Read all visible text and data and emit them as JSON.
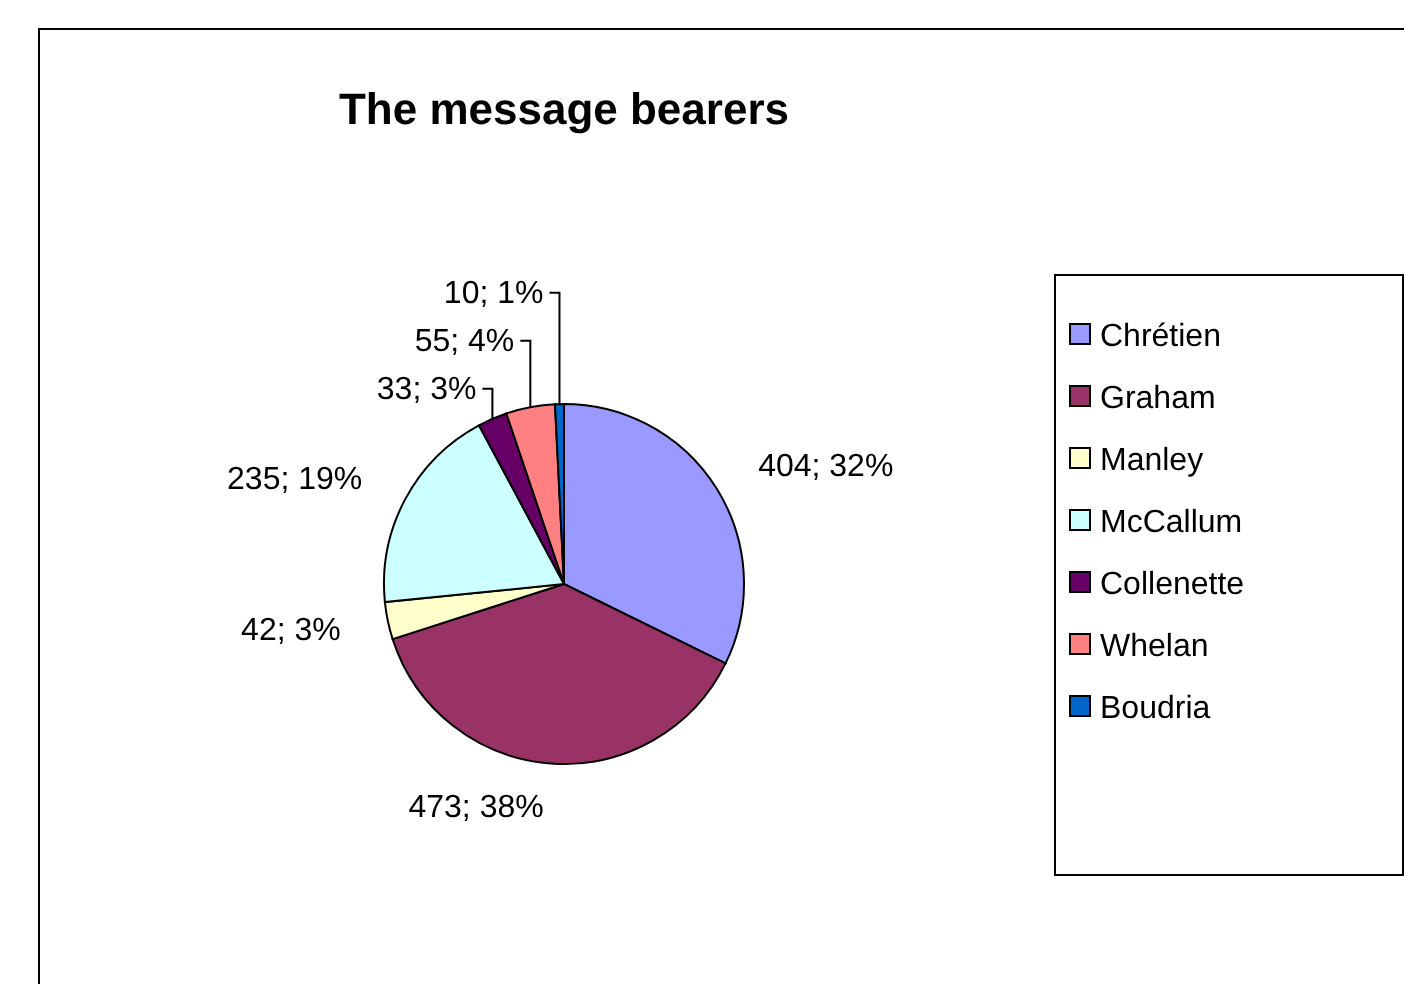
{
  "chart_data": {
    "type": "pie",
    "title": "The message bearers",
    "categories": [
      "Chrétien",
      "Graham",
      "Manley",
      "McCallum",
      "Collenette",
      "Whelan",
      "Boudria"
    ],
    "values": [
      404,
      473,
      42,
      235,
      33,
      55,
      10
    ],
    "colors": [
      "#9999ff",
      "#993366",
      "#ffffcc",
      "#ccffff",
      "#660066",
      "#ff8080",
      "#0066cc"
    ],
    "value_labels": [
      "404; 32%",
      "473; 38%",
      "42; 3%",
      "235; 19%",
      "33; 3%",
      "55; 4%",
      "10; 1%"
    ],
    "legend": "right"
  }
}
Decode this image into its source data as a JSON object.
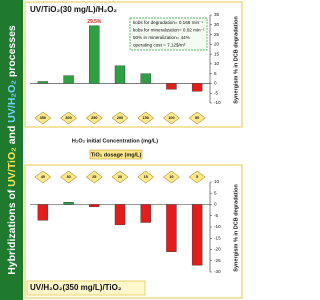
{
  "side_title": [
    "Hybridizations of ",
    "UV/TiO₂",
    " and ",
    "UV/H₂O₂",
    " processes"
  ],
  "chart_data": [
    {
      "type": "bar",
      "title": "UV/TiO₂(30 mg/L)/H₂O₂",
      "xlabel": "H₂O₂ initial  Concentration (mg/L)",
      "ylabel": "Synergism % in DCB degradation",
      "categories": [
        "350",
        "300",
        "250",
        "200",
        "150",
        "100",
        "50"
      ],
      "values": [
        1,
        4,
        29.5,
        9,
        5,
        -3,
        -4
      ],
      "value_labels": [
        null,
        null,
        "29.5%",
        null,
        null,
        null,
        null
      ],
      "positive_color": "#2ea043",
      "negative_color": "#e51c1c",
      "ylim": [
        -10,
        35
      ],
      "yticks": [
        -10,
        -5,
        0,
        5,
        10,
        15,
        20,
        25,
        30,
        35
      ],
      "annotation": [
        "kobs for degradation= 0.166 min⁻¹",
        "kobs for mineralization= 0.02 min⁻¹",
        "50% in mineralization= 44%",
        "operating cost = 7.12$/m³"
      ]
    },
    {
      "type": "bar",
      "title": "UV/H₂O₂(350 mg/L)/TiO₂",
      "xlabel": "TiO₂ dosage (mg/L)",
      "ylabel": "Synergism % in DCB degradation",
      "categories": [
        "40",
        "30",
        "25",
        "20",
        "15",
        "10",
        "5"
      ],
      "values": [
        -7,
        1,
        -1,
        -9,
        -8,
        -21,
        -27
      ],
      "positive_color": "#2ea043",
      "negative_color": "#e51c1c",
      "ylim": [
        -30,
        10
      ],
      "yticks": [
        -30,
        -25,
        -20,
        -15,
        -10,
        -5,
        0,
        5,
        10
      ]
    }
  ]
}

■ ■ ■ ■ ■

» **PROBLEM DETAILS**:
Set down the material above as is, without any pictures.

» **THE COMPLETED TASK**:
Read all visible text and data and emit them as JSON.
{
  "chart_data": {
    "type": "pie",
    "title": "The message bearers",
    "categories": [
      "Chrétien",
      "Graham",
      "Manley",
      "McCallum",
      "Collenette",
      "Whelan",
      "Boudria"
    ],
    "values": [
      404,
      473,
      42,
      235,
      33,
      55,
      10
    ],
    "colors": [
      "#9999ff",
      "#993366",
      "#ffffcc",
      "#ccffff",
      "#660066",
      "#ff8080",
      "#0066cc"
    ],
    "value_labels": [
      "404; 32%",
      "473; 38%",
      "42; 3%",
      "235; 19%",
      "33; 3%",
      "55; 4%",
      "10; 1%"
    ],
    "legend": "right"
  }
}
Decode this image into its source data as a JSON object.
{
  "side_title": [
    "Hybridizations of ",
    "UV/TiO₂",
    " and ",
    "UV/H₂O₂",
    " processes"
  ],
  "chart_data": [
    {
      "type": "bar",
      "title": "UV/TiO₂(30 mg/L)/H₂O₂",
      "xlabel": "H₂O₂ initial  Concentration (mg/L)",
      "ylabel": "Synergism % in DCB degradation",
      "categories": [
        "350",
        "300",
        "250",
        "200",
        "150",
        "100",
        "50"
      ],
      "values": [
        1,
        4,
        29.5,
        9,
        5,
        -3,
        -4
      ],
      "value_labels": [
        null,
        null,
        "29.5%",
        null,
        null,
        null,
        null
      ],
      "positive_color": "#2ea043",
      "negative_color": "#e51c1c",
      "ylim": [
        -10,
        35
      ],
      "yticks": [
        -10,
        -5,
        0,
        5,
        10,
        15,
        20,
        25,
        30,
        35
      ],
      "annotation": [
        "kobs for degradation= 0.166 min⁻¹",
        "kobs for mineralization= 0.02 min⁻¹",
        "50% in mineralization= 44%",
        "operating cost = 7.12$/m³"
      ]
    },
    {
      "type": "bar",
      "title": "UV/H₂O₂(350 mg/L)/TiO₂",
      "xlabel": "TiO₂ dosage (mg/L)",
      "ylabel": "Synergism % in DCB degradation",
      "categories": [
        "40",
        "30",
        "25",
        "20",
        "15",
        "10",
        "5"
      ],
      "values": [
        -7,
        1,
        -1,
        -9,
        -8,
        -21,
        -27
      ],
      "positive_color": "#2ea043",
      "negative_color": "#e51c1c",
      "ylim": [
        -30,
        10
      ],
      "yticks": [
        -30,
        -25,
        -20,
        -15,
        -10,
        -5,
        0,
        5,
        10
      ]
    }
  ]
}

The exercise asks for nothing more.